◆ DOCUMENT PASSAGE
-- begin --
King has been open in the past about his difficulties writing The Stand, the novel still considered by many fans (myself included) to be his finest work. In his memoir On Writing: A Memoir of the Craft, he detailed how at one point the book almost went off the rails entirely because he'd run out too many narrative threads. He'd tripped himself up — until he realized that a bomb in the Boulder Free Zone was a handy way to curtail some of them and streamline his plot.

That's the most famous story of the book's struggles, but it's not the only one. Later in the same passage of his memoir, King explains that he also struggled to reach a satisfactory conclusion to the final scene, in which Frannie Goldsmith and Stu Redman put their son to bed and ponder for a moment what their struggle in the wake of Captain Trips meant.

In the book, this pondering ends with Stu asking Frannie if she thinks "people ever learn anything," a response to the battle against Randall Flagg that only ended when an atomic bomb (the world's great manmade devastator) exploded in the middle of Las Vegas. In that moment, Stu is thinking about the future, about their children, and their children's children, and worrying over whether or not they'll actually be able to rebuild the world without resorting to the old ways of mutually assured destruction.
-- end --
◆ WRITTEN REQUEST A
Output the passage about The Stand word for word, starting at "King has been" and ending at "streamline his plot.".

(Stored entries)
-- begin --
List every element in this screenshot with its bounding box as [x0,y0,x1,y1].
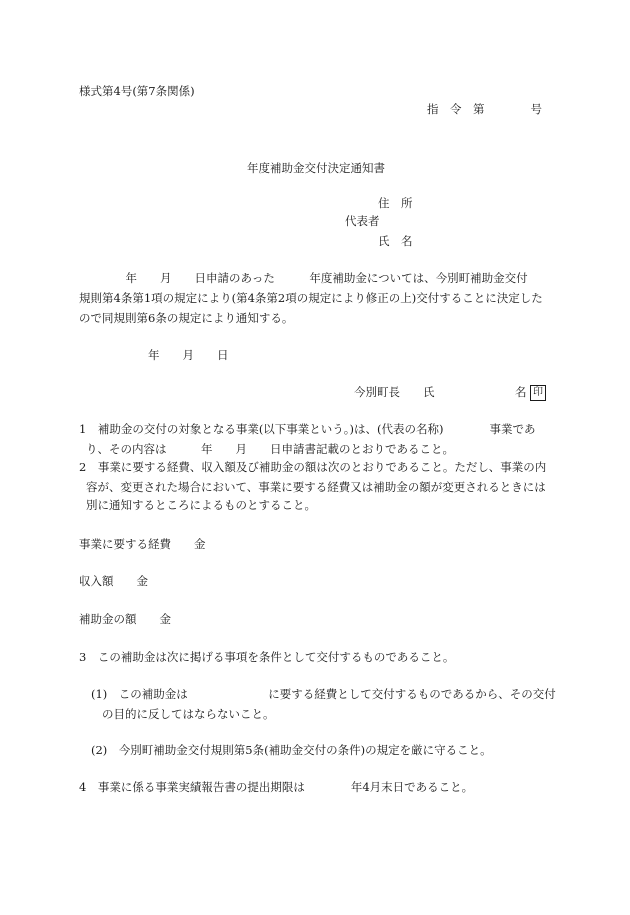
body-line-3: ので同規則第6条の規定により通知する。 [79,311,294,325]
recipient-representative-label: 代表者 [345,214,380,228]
date-line: 年 月 日 [148,348,229,362]
directive-number: 指 令 第 号 [427,102,542,116]
item-2-line-3: 別に通知するところによるものとすること。 [86,498,316,512]
seal-mark: 印 [530,385,546,401]
item-1-line-1: 1 補助金の交付の対象となる事業(以下事業という。)は、(代表の名称) 事業であ [79,422,536,436]
document-title: 年度補助金交付決定通知書 [247,161,385,175]
recipient-address-label: 住 所 [378,196,413,210]
issuer-title: 今別町長 氏 名 [354,385,527,399]
item-1-line-2: り、その内容は 年 月 日申請書記載のとおりであること。 [86,442,454,456]
income-amount: 収入額 金 [79,574,148,588]
expense-amount: 事業に要する経費 金 [79,537,206,551]
subsidy-amount: 補助金の額 金 [79,612,171,626]
condition-1-line-1: (1) この補助金は に要する経費として交付するものであるから、その交付 [91,687,556,701]
item-2-line-2: 容が、変更された場合において、事業に要する経費又は補助金の額が変更されるときには [86,480,546,494]
form-number: 様式第4号(第7条関係) [79,84,195,98]
condition-2: (2) 今別町補助金交付規則第5条(補助金交付の条件)の規定を厳に守ること。 [91,743,492,757]
body-line-1: 年 月 日申請のあった 年度補助金については、今別町補助金交付 [91,271,528,285]
item-3: 3 この補助金は次に掲げる事項を条件として交付するものであること。 [79,650,455,664]
body-line-2: 規則第4条第1項の規定により(第4条第2項の規定により修正の上)交付することに決定した [79,291,543,305]
item-4-deadline: 4 事業に係る事業実績報告書の提出期限は 年4月末日であること。 [79,780,474,794]
item-2-line-1: 2 事業に要する経費、収入額及び補助金の額は次のとおりであること。ただし、事業の内 [79,460,547,474]
recipient-name-label: 氏 名 [378,234,413,248]
condition-1-line-2: の目的に反してはならないこと。 [102,707,275,721]
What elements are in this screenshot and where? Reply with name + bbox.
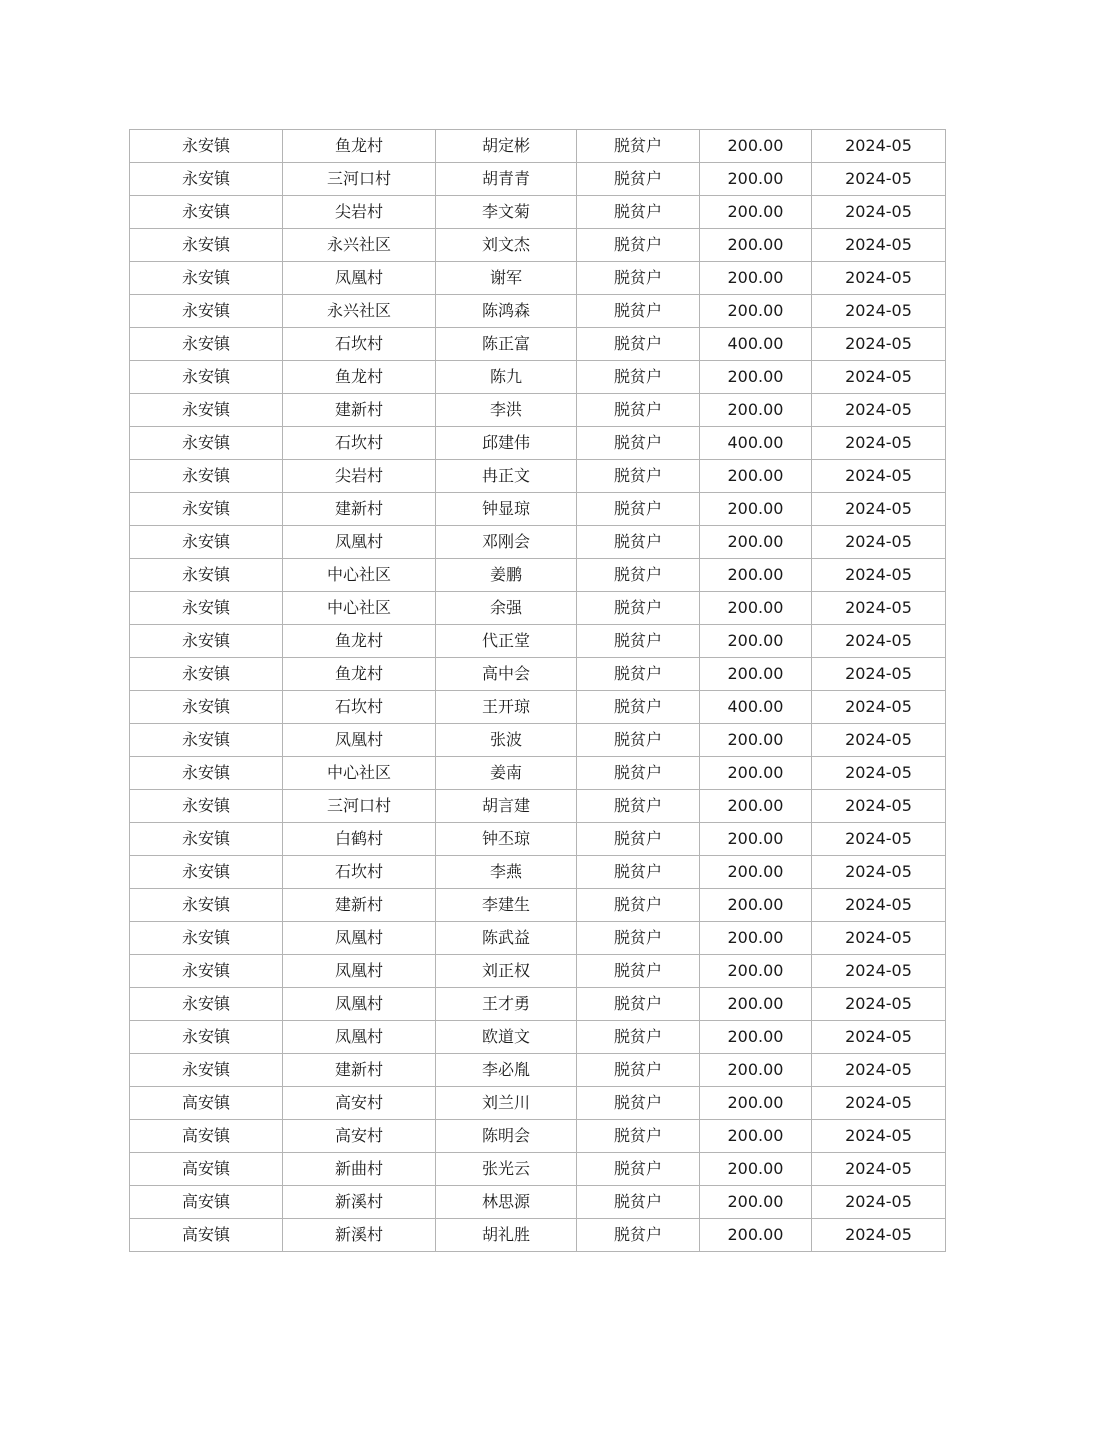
amount-cell: 200.00 bbox=[700, 724, 812, 757]
village-cell: 中心社区 bbox=[283, 757, 436, 790]
household-type-cell: 脱贫户 bbox=[577, 625, 700, 658]
household-type-cell: 脱贫户 bbox=[577, 526, 700, 559]
name-cell: 刘文杰 bbox=[436, 229, 577, 262]
village-cell: 高安村 bbox=[283, 1120, 436, 1153]
village-cell: 石坎村 bbox=[283, 691, 436, 724]
amount-cell: 200.00 bbox=[700, 163, 812, 196]
town-cell: 永安镇 bbox=[130, 328, 283, 361]
name-cell: 张光云 bbox=[436, 1153, 577, 1186]
table-row bbox=[130, 196, 946, 229]
household-type-cell: 脱贫户 bbox=[577, 328, 700, 361]
household-type-cell: 脱贫户 bbox=[577, 1120, 700, 1153]
household-type-cell: 脱贫户 bbox=[577, 163, 700, 196]
village-cell: 永兴社区 bbox=[283, 295, 436, 328]
amount-cell: 200.00 bbox=[700, 361, 812, 394]
household-type-cell: 脱贫户 bbox=[577, 130, 700, 163]
name-cell: 代正堂 bbox=[436, 625, 577, 658]
name-cell: 王才勇 bbox=[436, 988, 577, 1021]
amount-cell: 200.00 bbox=[700, 889, 812, 922]
month-cell: 2024-05 bbox=[812, 955, 946, 988]
town-cell: 永安镇 bbox=[130, 460, 283, 493]
name-cell: 李文菊 bbox=[436, 196, 577, 229]
name-cell: 林思源 bbox=[436, 1186, 577, 1219]
town-cell: 永安镇 bbox=[130, 988, 283, 1021]
village-cell: 尖岩村 bbox=[283, 196, 436, 229]
month-cell: 2024-05 bbox=[812, 295, 946, 328]
village-cell: 鱼龙村 bbox=[283, 361, 436, 394]
household-type-cell: 脱贫户 bbox=[577, 559, 700, 592]
amount-cell: 200.00 bbox=[700, 658, 812, 691]
village-cell: 凤凰村 bbox=[283, 526, 436, 559]
amount-cell: 400.00 bbox=[700, 427, 812, 460]
household-type-cell: 脱贫户 bbox=[577, 955, 700, 988]
month-cell: 2024-05 bbox=[812, 691, 946, 724]
town-cell: 永安镇 bbox=[130, 955, 283, 988]
month-cell: 2024-05 bbox=[812, 790, 946, 823]
village-cell: 中心社区 bbox=[283, 559, 436, 592]
village-cell: 凤凰村 bbox=[283, 1021, 436, 1054]
name-cell: 胡定彬 bbox=[436, 130, 577, 163]
town-cell: 永安镇 bbox=[130, 361, 283, 394]
village-cell: 新曲村 bbox=[283, 1153, 436, 1186]
household-type-cell: 脱贫户 bbox=[577, 757, 700, 790]
village-cell: 三河口村 bbox=[283, 790, 436, 823]
household-type-cell: 脱贫户 bbox=[577, 1219, 700, 1252]
month-cell: 2024-05 bbox=[812, 1054, 946, 1087]
month-cell: 2024-05 bbox=[812, 724, 946, 757]
town-cell: 永安镇 bbox=[130, 922, 283, 955]
town-cell: 永安镇 bbox=[130, 493, 283, 526]
amount-cell: 200.00 bbox=[700, 1021, 812, 1054]
amount-cell: 200.00 bbox=[700, 1153, 812, 1186]
village-cell: 尖岩村 bbox=[283, 460, 436, 493]
household-type-cell: 脱贫户 bbox=[577, 427, 700, 460]
town-cell: 永安镇 bbox=[130, 526, 283, 559]
amount-cell: 200.00 bbox=[700, 295, 812, 328]
table-row bbox=[130, 1120, 946, 1153]
household-type-cell: 脱贫户 bbox=[577, 361, 700, 394]
household-type-cell: 脱贫户 bbox=[577, 922, 700, 955]
town-cell: 永安镇 bbox=[130, 427, 283, 460]
amount-cell: 200.00 bbox=[700, 1120, 812, 1153]
table-row bbox=[130, 823, 946, 856]
amount-cell: 400.00 bbox=[700, 691, 812, 724]
town-cell: 永安镇 bbox=[130, 790, 283, 823]
month-cell: 2024-05 bbox=[812, 1120, 946, 1153]
name-cell: 张波 bbox=[436, 724, 577, 757]
town-cell: 永安镇 bbox=[130, 229, 283, 262]
amount-cell: 400.00 bbox=[700, 328, 812, 361]
table-row bbox=[130, 790, 946, 823]
town-cell: 永安镇 bbox=[130, 592, 283, 625]
table-row bbox=[130, 889, 946, 922]
household-type-cell: 脱贫户 bbox=[577, 196, 700, 229]
village-cell: 凤凰村 bbox=[283, 724, 436, 757]
month-cell: 2024-05 bbox=[812, 757, 946, 790]
month-cell: 2024-05 bbox=[812, 988, 946, 1021]
name-cell: 陈武益 bbox=[436, 922, 577, 955]
town-cell: 永安镇 bbox=[130, 691, 283, 724]
name-cell: 姜南 bbox=[436, 757, 577, 790]
amount-cell: 200.00 bbox=[700, 790, 812, 823]
village-cell: 新溪村 bbox=[283, 1186, 436, 1219]
table-row bbox=[130, 1186, 946, 1219]
table-row bbox=[130, 1219, 946, 1252]
table-row bbox=[130, 262, 946, 295]
household-type-cell: 脱贫户 bbox=[577, 790, 700, 823]
town-cell: 高安镇 bbox=[130, 1120, 283, 1153]
name-cell: 高中会 bbox=[436, 658, 577, 691]
name-cell: 余强 bbox=[436, 592, 577, 625]
name-cell: 刘兰川 bbox=[436, 1087, 577, 1120]
name-cell: 邓刚会 bbox=[436, 526, 577, 559]
table-row bbox=[130, 394, 946, 427]
month-cell: 2024-05 bbox=[812, 856, 946, 889]
household-type-cell: 脱贫户 bbox=[577, 1087, 700, 1120]
amount-cell: 200.00 bbox=[700, 559, 812, 592]
month-cell: 2024-05 bbox=[812, 427, 946, 460]
table-row bbox=[130, 130, 946, 163]
month-cell: 2024-05 bbox=[812, 361, 946, 394]
table-row bbox=[130, 757, 946, 790]
village-cell: 高安村 bbox=[283, 1087, 436, 1120]
town-cell: 高安镇 bbox=[130, 1219, 283, 1252]
table-row bbox=[130, 526, 946, 559]
town-cell: 永安镇 bbox=[130, 625, 283, 658]
amount-cell: 200.00 bbox=[700, 493, 812, 526]
month-cell: 2024-05 bbox=[812, 1153, 946, 1186]
month-cell: 2024-05 bbox=[812, 493, 946, 526]
month-cell: 2024-05 bbox=[812, 1186, 946, 1219]
name-cell: 陈九 bbox=[436, 361, 577, 394]
household-type-cell: 脱贫户 bbox=[577, 1153, 700, 1186]
town-cell: 永安镇 bbox=[130, 1054, 283, 1087]
table-row bbox=[130, 988, 946, 1021]
household-type-cell: 脱贫户 bbox=[577, 262, 700, 295]
month-cell: 2024-05 bbox=[812, 328, 946, 361]
table-row bbox=[130, 559, 946, 592]
month-cell: 2024-05 bbox=[812, 922, 946, 955]
town-cell: 永安镇 bbox=[130, 823, 283, 856]
village-cell: 凤凰村 bbox=[283, 262, 436, 295]
town-cell: 永安镇 bbox=[130, 163, 283, 196]
village-cell: 建新村 bbox=[283, 394, 436, 427]
village-cell: 建新村 bbox=[283, 889, 436, 922]
table-row bbox=[130, 955, 946, 988]
month-cell: 2024-05 bbox=[812, 889, 946, 922]
month-cell: 2024-05 bbox=[812, 1087, 946, 1120]
household-type-cell: 脱贫户 bbox=[577, 229, 700, 262]
name-cell: 胡礼胜 bbox=[436, 1219, 577, 1252]
amount-cell: 200.00 bbox=[700, 262, 812, 295]
table-row bbox=[130, 295, 946, 328]
amount-cell: 200.00 bbox=[700, 856, 812, 889]
village-cell: 鱼龙村 bbox=[283, 625, 436, 658]
name-cell: 钟丕琼 bbox=[436, 823, 577, 856]
town-cell: 永安镇 bbox=[130, 295, 283, 328]
amount-cell: 200.00 bbox=[700, 229, 812, 262]
village-cell: 凤凰村 bbox=[283, 955, 436, 988]
table-row bbox=[130, 691, 946, 724]
month-cell: 2024-05 bbox=[812, 229, 946, 262]
amount-cell: 200.00 bbox=[700, 1054, 812, 1087]
month-cell: 2024-05 bbox=[812, 196, 946, 229]
town-cell: 高安镇 bbox=[130, 1087, 283, 1120]
table-row bbox=[130, 328, 946, 361]
household-type-cell: 脱贫户 bbox=[577, 724, 700, 757]
month-cell: 2024-05 bbox=[812, 1219, 946, 1252]
table-row bbox=[130, 460, 946, 493]
household-type-cell: 脱贫户 bbox=[577, 856, 700, 889]
amount-cell: 200.00 bbox=[700, 1186, 812, 1219]
amount-cell: 200.00 bbox=[700, 592, 812, 625]
amount-cell: 200.00 bbox=[700, 1219, 812, 1252]
name-cell: 陈正富 bbox=[436, 328, 577, 361]
month-cell: 2024-05 bbox=[812, 526, 946, 559]
town-cell: 永安镇 bbox=[130, 1021, 283, 1054]
household-type-cell: 脱贫户 bbox=[577, 889, 700, 922]
village-cell: 三河口村 bbox=[283, 163, 436, 196]
amount-cell: 200.00 bbox=[700, 625, 812, 658]
amount-cell: 200.00 bbox=[700, 823, 812, 856]
town-cell: 高安镇 bbox=[130, 1186, 283, 1219]
month-cell: 2024-05 bbox=[812, 559, 946, 592]
household-type-cell: 脱贫户 bbox=[577, 658, 700, 691]
table-body bbox=[130, 130, 946, 1252]
town-cell: 永安镇 bbox=[130, 394, 283, 427]
town-cell: 永安镇 bbox=[130, 559, 283, 592]
town-cell: 永安镇 bbox=[130, 196, 283, 229]
table-row bbox=[130, 625, 946, 658]
name-cell: 李建生 bbox=[436, 889, 577, 922]
village-cell: 永兴社区 bbox=[283, 229, 436, 262]
month-cell: 2024-05 bbox=[812, 460, 946, 493]
month-cell: 2024-05 bbox=[812, 394, 946, 427]
table-row bbox=[130, 361, 946, 394]
village-cell: 石坎村 bbox=[283, 427, 436, 460]
household-type-cell: 脱贫户 bbox=[577, 988, 700, 1021]
town-cell: 永安镇 bbox=[130, 658, 283, 691]
town-cell: 永安镇 bbox=[130, 889, 283, 922]
table-row bbox=[130, 427, 946, 460]
amount-cell: 200.00 bbox=[700, 988, 812, 1021]
amount-cell: 200.00 bbox=[700, 526, 812, 559]
name-cell: 李必胤 bbox=[436, 1054, 577, 1087]
table-row bbox=[130, 592, 946, 625]
month-cell: 2024-05 bbox=[812, 1021, 946, 1054]
name-cell: 姜鹏 bbox=[436, 559, 577, 592]
name-cell: 钟显琼 bbox=[436, 493, 577, 526]
table-row bbox=[130, 163, 946, 196]
table-row bbox=[130, 658, 946, 691]
household-type-cell: 脱贫户 bbox=[577, 823, 700, 856]
amount-cell: 200.00 bbox=[700, 196, 812, 229]
village-cell: 凤凰村 bbox=[283, 922, 436, 955]
village-cell: 凤凰村 bbox=[283, 988, 436, 1021]
table-row bbox=[130, 922, 946, 955]
table-row bbox=[130, 1087, 946, 1120]
household-type-cell: 脱贫户 bbox=[577, 592, 700, 625]
name-cell: 李洪 bbox=[436, 394, 577, 427]
table-row bbox=[130, 856, 946, 889]
data-table bbox=[129, 129, 946, 1252]
month-cell: 2024-05 bbox=[812, 823, 946, 856]
household-type-cell: 脱贫户 bbox=[577, 1186, 700, 1219]
village-cell: 石坎村 bbox=[283, 856, 436, 889]
village-cell: 中心社区 bbox=[283, 592, 436, 625]
table-row bbox=[130, 1054, 946, 1087]
name-cell: 王开琼 bbox=[436, 691, 577, 724]
month-cell: 2024-05 bbox=[812, 592, 946, 625]
month-cell: 2024-05 bbox=[812, 163, 946, 196]
name-cell: 邱建伟 bbox=[436, 427, 577, 460]
town-cell: 高安镇 bbox=[130, 1153, 283, 1186]
month-cell: 2024-05 bbox=[812, 262, 946, 295]
amount-cell: 200.00 bbox=[700, 922, 812, 955]
name-cell: 谢军 bbox=[436, 262, 577, 295]
amount-cell: 200.00 bbox=[700, 955, 812, 988]
village-cell: 白鹤村 bbox=[283, 823, 436, 856]
name-cell: 刘正权 bbox=[436, 955, 577, 988]
amount-cell: 200.00 bbox=[700, 1087, 812, 1120]
name-cell: 冉正文 bbox=[436, 460, 577, 493]
name-cell: 陈明会 bbox=[436, 1120, 577, 1153]
table-row bbox=[130, 1153, 946, 1186]
name-cell: 欧道文 bbox=[436, 1021, 577, 1054]
village-cell: 石坎村 bbox=[283, 328, 436, 361]
month-cell: 2024-05 bbox=[812, 625, 946, 658]
table-row bbox=[130, 724, 946, 757]
household-type-cell: 脱贫户 bbox=[577, 1054, 700, 1087]
town-cell: 永安镇 bbox=[130, 262, 283, 295]
month-cell: 2024-05 bbox=[812, 658, 946, 691]
village-cell: 鱼龙村 bbox=[283, 658, 436, 691]
name-cell: 陈鸿森 bbox=[436, 295, 577, 328]
town-cell: 永安镇 bbox=[130, 856, 283, 889]
household-type-cell: 脱贫户 bbox=[577, 493, 700, 526]
name-cell: 李燕 bbox=[436, 856, 577, 889]
village-cell: 鱼龙村 bbox=[283, 130, 436, 163]
household-type-cell: 脱贫户 bbox=[577, 394, 700, 427]
amount-cell: 200.00 bbox=[700, 130, 812, 163]
village-cell: 建新村 bbox=[283, 1054, 436, 1087]
household-type-cell: 脱贫户 bbox=[577, 1021, 700, 1054]
household-type-cell: 脱贫户 bbox=[577, 295, 700, 328]
month-cell: 2024-05 bbox=[812, 130, 946, 163]
amount-cell: 200.00 bbox=[700, 757, 812, 790]
name-cell: 胡青青 bbox=[436, 163, 577, 196]
table-row bbox=[130, 1021, 946, 1054]
town-cell: 永安镇 bbox=[130, 130, 283, 163]
household-type-cell: 脱贫户 bbox=[577, 460, 700, 493]
table-row bbox=[130, 493, 946, 526]
village-cell: 建新村 bbox=[283, 493, 436, 526]
household-type-cell: 脱贫户 bbox=[577, 691, 700, 724]
amount-cell: 200.00 bbox=[700, 460, 812, 493]
town-cell: 永安镇 bbox=[130, 757, 283, 790]
table-row bbox=[130, 229, 946, 262]
name-cell: 胡言建 bbox=[436, 790, 577, 823]
village-cell: 新溪村 bbox=[283, 1219, 436, 1252]
town-cell: 永安镇 bbox=[130, 724, 283, 757]
amount-cell: 200.00 bbox=[700, 394, 812, 427]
-- end --
◆ WRITTEN REQUEST B
Give the lines from the stored entries as a JSON list of strings, one string per line with blank lines left out, starting at the line that contains "body-line-3: ので同規則第6条の規定により通知する。 [79,311,294,325]" and ending at the line that contains "condition-2: (2) 今別町補助金交付規則第5条(補助金交付の条件)の規定を厳に守ること。".

◆ CORRECT RESPONSE A
King has been open in the past about his difficulties writing The Stand, the novel still considered by many fans (myself included) to be his finest work. In his memoir On Writing: A Memoir of the Craft, he detailed how at one point the book almost went off the rails entirely because he'd run out too many narrative threads. He'd tripped himself up — until he realized that a bomb in the Boulder Free Zone was a handy way to curtail some of them and streamline his plot.

◆ CORRECT RESPONSE B
[
  "body-line-3: ので同規則第6条の規定により通知する。 [79,311,294,325]",
  "recipient-representative-label: 代表者 [345,214,380,228]",
  "date-line: 年 月 日 [148,348,229,362]",
  "directive-number: 指 令 第 号 [427,102,542,116]",
  "item-2-line-3: 別に通知するところによるものとすること。 [86,498,316,512]",
  "seal-mark: 印 [530,385,546,401]",
  "item-1-line-1: 1 補助金の交付の対象となる事業(以下事業という。)は、(代表の名称) 事業であ [79,422,536,436]",
  "document-title: 年度補助金交付決定通知書 [247,161,385,175]",
  "recipient-address-label: 住 所 [378,196,413,210]",
  "issuer-title: 今別町長 氏 名 [354,385,527,399]",
  "item-1-line-2: り、その内容は 年 月 日申請書記載のとおりであること。 [86,442,454,456]",
  "income-amount: 収入額 金 [79,574,148,588]",
  "expense-amount: 事業に要する経費 金 [79,537,206,551]",
  "subsidy-amount: 補助金の額 金 [79,612,171,626]",
  "condition-1-line-1: (1) この補助金は に要する経費として交付するものであるから、その交付 [91,687,556,701]",
  "item-2-line-2: 容が、変更された場合において、事業に要する経費又は補助金の額が変更されるときには [86,480,546,494]",
  "form-number: 様式第4号(第7条関係) [79,84,195,98]",
  "condition-2: (2) 今別町補助金交付規則第5条(補助金交付の条件)の規定を厳に守ること。 [91,743,492,757]"
]